● **Exercise instructions**
A) Write out the part of the Hayfork Summit riding notes that begins at the words "Seasonal rains clean" and stops after "the Hayfork Divide.".
B) Continue the Hayfork Summit riding notes, picking up after their final sentence.

● **Supplied text**
____________________

Seasonal rains clean the road so be mindful of heading full tilt into a corner hugging the white line and encountering a bit of sand or a rock. We like to tell riders during safety briefs “There are no surprises in riding. If you’re surprised by anything, you’re riding above your ability or not allowing enough time to react to sand, rocks, deer, anything the road may present.”
The crest over the Divide is Hayfork Summit, el 3,654 ft. Note this elevation is high enough for winter snow. If the horizon is clear- you can see all the way to Mt Shasta from Hayfork Summit and the Hayfork Divide.
If you need a good spot for a photo shoot of bikes, this is the place. Take advantage of the broad pullouts and take a breather from your journey to take some fun pics of your buddies at full tilt through smooth predictable curves. Several of these broad pullouts have amazing views to the south, and back towards Hayfork.

____________________

● **Records**
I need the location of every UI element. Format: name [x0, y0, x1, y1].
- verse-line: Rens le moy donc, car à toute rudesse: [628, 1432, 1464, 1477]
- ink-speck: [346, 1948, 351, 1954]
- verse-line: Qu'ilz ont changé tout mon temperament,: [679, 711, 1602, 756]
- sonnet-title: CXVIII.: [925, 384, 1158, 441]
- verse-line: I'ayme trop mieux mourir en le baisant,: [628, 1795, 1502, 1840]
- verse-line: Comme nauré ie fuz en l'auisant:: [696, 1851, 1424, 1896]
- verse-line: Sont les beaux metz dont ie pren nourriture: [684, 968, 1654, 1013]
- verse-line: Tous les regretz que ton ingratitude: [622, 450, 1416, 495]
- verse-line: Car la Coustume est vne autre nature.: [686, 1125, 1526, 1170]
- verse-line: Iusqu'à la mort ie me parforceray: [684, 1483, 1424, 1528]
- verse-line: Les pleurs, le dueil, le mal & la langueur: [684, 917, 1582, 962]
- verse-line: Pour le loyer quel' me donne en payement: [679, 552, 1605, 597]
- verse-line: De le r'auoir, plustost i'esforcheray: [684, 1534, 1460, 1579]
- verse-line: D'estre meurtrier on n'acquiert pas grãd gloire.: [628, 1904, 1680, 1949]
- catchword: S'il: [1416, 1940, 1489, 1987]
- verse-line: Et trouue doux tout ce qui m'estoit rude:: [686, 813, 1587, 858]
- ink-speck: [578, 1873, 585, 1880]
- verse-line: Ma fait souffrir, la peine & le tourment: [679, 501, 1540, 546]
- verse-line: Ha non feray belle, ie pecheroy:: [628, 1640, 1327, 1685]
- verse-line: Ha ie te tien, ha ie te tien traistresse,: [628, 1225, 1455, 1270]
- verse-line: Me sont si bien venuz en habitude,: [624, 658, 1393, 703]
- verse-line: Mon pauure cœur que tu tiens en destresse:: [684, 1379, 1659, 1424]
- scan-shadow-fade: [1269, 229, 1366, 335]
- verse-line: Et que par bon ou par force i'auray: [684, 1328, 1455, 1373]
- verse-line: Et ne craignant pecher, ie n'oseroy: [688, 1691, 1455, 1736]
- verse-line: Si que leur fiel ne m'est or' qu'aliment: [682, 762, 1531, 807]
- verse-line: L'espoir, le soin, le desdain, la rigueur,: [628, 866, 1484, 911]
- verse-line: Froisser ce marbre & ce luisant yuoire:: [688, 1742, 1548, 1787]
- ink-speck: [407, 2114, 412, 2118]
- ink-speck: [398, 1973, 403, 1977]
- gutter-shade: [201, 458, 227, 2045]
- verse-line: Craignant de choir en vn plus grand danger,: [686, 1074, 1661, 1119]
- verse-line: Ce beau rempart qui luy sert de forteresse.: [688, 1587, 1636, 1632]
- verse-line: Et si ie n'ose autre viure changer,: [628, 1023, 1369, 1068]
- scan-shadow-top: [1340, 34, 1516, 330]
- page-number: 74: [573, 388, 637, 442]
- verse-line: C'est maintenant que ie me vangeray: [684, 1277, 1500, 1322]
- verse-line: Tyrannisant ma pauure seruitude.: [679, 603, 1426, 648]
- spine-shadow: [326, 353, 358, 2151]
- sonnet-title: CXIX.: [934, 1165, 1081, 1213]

____________________

● **Replies**
A)
Seasonal rains clean the road so be mindful of heading full tilt into a corner hugging the white line and encountering a bit of sand or a rock. We like to tell riders during safety briefs “There are no surprises in riding. If you’re surprised by anything, you’re riding above your ability or not allowing enough time to react to sand, rocks, deer, anything the road may present.”
The crest over the Divide is Hayfork Summit, el 3,654 ft. Note this elevation is high enough for winter snow. If the horizon is clear- you can see all the way to Mt Shasta from Hayfork Summit and the Hayfork Divide.

B)
I've always has this thing for quick detours off the main road. And Hayfork Pass has one. On the north side of the summit in the middle of a hairpin is a sign for ‘Deerlick Springs 20 Miles’. This two-lane loop offers a fun detour and skips the downhill portion of Hayfork Pass on the north side. Don't worry, if you made it this far, you've ridden the majority of the sweetness that is Highway 3. The loop is paved and meanders a lazy ride off the summit into the valley below.
Deerlick Spring Rd hits a Y-intersection a mere 1.6 mile later. Stay left.
At this first Y-intersection, if you were to head south on Deerlick Springs Knob Rd along Browns Creek, this road changes to hard-pack gravel a few miles later and you’ll get a lot of strange looks from the locals. What are you doing on “Our Road”? This road (FR 31N06) connects back to Wildwood Rd and another leg (FR 31N02) also forks all the way back to Highway 36 over 4003 ft Sugarloaf Peak via Harrison Gulch Rd to Knob.
Harrison Gulch Rd is only paved for the portion headed north from Highway 36, and that pavement ends at Knob a few miles to the north of Highway 36. Elevation on Harrison Gulch Rd (FR 31N02) climbs up and over 4400 ft. These are gravel logging roads so bring a GPS and a Honda Africa Twin. For the ADV rider, Harrison Gulch Rd connects from Highway 36 all the way to Douglas City and Highway 299.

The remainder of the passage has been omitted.